------ Record excerpts ------

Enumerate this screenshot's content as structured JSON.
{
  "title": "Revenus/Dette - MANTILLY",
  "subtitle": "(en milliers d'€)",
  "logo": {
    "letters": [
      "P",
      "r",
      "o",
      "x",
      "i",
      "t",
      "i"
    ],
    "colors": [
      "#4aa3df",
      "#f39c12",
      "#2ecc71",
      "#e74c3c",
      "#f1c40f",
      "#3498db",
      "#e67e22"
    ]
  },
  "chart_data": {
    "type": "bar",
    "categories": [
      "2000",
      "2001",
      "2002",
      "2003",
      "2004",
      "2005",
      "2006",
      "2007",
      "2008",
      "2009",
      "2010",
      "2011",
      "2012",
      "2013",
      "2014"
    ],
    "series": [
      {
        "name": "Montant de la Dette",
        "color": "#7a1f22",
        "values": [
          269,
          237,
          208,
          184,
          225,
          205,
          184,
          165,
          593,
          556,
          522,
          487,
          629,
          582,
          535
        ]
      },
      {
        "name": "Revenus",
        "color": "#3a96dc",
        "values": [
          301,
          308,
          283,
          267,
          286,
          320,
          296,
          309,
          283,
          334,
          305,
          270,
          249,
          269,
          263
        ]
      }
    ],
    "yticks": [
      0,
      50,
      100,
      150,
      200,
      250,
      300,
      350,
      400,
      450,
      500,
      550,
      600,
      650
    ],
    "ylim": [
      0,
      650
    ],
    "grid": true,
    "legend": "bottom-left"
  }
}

------

Task brief
Exact output of every entry is required.

Task response
Enumerate this screenshot's content as structured JSON.
{
  "title": "Revenus/Dette - MANTILLY",
  "subtitle": "(en milliers d'€)",
  "logo": {
    "letters": [
      "P",
      "r",
      "o",
      "x",
      "i",
      "t",
      "i"
    ],
    "colors": [
      "#4aa3df",
      "#f39c12",
      "#2ecc71",
      "#e74c3c",
      "#f1c40f",
      "#3498db",
      "#e67e22"
    ]
  },
  "chart_data": {
    "type": "bar",
    "categories": [
      "2000",
      "2001",
      "2002",
      "2003",
      "2004",
      "2005",
      "2006",
      "2007",
      "2008",
      "2009",
      "2010",
      "2011",
      "2012",
      "2013",
      "2014"
    ],
    "series": [
      {
        "name": "Montant de la Dette",
        "color": "#7a1f22",
        "values": [
          269,
          237,
          208,
          184,
          225,
          205,
          184,
          165,
          593,
          556,
          522,
          487,
          629,
          582,
          535
        ]
      },
      {
        "name": "Revenus",
        "color": "#3a96dc",
        "values": [
          301,
          308,
          283,
          267,
          286,
          320,
          296,
          309,
          283,
          334,
          305,
          270,
          249,
          269,
          263
        ]
      }
    ],
    "yticks": [
      0,
      50,
      100,
      150,
      200,
      250,
      300,
      350,
      400,
      450,
      500,
      550,
      600,
      650
    ],
    "ylim": [
      0,
      650
    ],
    "grid": true,
    "legend": "bottom-left"
  }
}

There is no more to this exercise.